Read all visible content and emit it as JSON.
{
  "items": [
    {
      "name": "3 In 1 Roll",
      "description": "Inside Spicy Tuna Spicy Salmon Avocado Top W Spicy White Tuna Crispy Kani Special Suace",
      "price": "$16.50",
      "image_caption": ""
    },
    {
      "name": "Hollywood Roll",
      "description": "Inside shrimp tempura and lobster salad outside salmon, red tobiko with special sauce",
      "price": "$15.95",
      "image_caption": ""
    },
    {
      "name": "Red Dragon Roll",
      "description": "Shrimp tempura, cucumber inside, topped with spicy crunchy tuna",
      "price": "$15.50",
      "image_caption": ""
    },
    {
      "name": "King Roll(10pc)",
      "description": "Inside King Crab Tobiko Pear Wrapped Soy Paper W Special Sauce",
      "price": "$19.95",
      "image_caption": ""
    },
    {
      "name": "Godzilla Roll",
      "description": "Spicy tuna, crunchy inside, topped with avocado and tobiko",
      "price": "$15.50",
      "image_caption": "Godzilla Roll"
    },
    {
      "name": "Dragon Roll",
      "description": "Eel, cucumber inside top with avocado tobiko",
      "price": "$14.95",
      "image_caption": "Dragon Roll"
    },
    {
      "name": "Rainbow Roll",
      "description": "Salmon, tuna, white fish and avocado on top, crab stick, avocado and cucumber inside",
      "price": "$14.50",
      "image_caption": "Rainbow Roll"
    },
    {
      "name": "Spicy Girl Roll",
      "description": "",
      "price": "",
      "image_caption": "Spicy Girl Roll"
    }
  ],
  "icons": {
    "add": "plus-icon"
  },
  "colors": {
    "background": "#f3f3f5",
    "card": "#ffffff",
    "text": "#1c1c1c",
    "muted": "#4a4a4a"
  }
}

....................

* _EXERCISE_
Word for word, restate all of the data shown above.

* _SOLUTION_
Read all visible content and emit it as JSON.
{
  "items": [
    {
      "name": "3 In 1 Roll",
      "description": "Inside Spicy Tuna Spicy Salmon Avocado Top W Spicy White Tuna Crispy Kani Special Suace",
      "price": "$16.50",
      "image_caption": ""
    },
    {
      "name": "Hollywood Roll",
      "description": "Inside shrimp tempura and lobster salad outside salmon, red tobiko with special sauce",
      "price": "$15.95",
      "image_caption": ""
    },
    {
      "name": "Red Dragon Roll",
      "description": "Shrimp tempura, cucumber inside, topped with spicy crunchy tuna",
      "price": "$15.50",
      "image_caption": ""
    },
    {
      "name": "King Roll(10pc)",
      "description": "Inside King Crab Tobiko Pear Wrapped Soy Paper W Special Sauce",
      "price": "$19.95",
      "image_caption": ""
    },
    {
      "name": "Godzilla Roll",
      "description": "Spicy tuna, crunchy inside, topped with avocado and tobiko",
      "price": "$15.50",
      "image_caption": "Godzilla Roll"
    },
    {
      "name": "Dragon Roll",
      "description": "Eel, cucumber inside top with avocado tobiko",
      "price": "$14.95",
      "image_caption": "Dragon Roll"
    },
    {
      "name": "Rainbow Roll",
      "description": "Salmon, tuna, white fish and avocado on top, crab stick, avocado and cucumber inside",
      "price": "$14.50",
      "image_caption": "Rainbow Roll"
    },
    {
      "name": "Spicy Girl Roll",
      "description": "",
      "price": "",
      "image_caption": "Spicy Girl Roll"
    }
  ],
  "icons": {
    "add": "plus-icon"
  },
  "colors": {
    "background": "#f3f3f5",
    "card": "#ffffff",
    "text": "#1c1c1c",
    "muted": "#4a4a4a"
  }
}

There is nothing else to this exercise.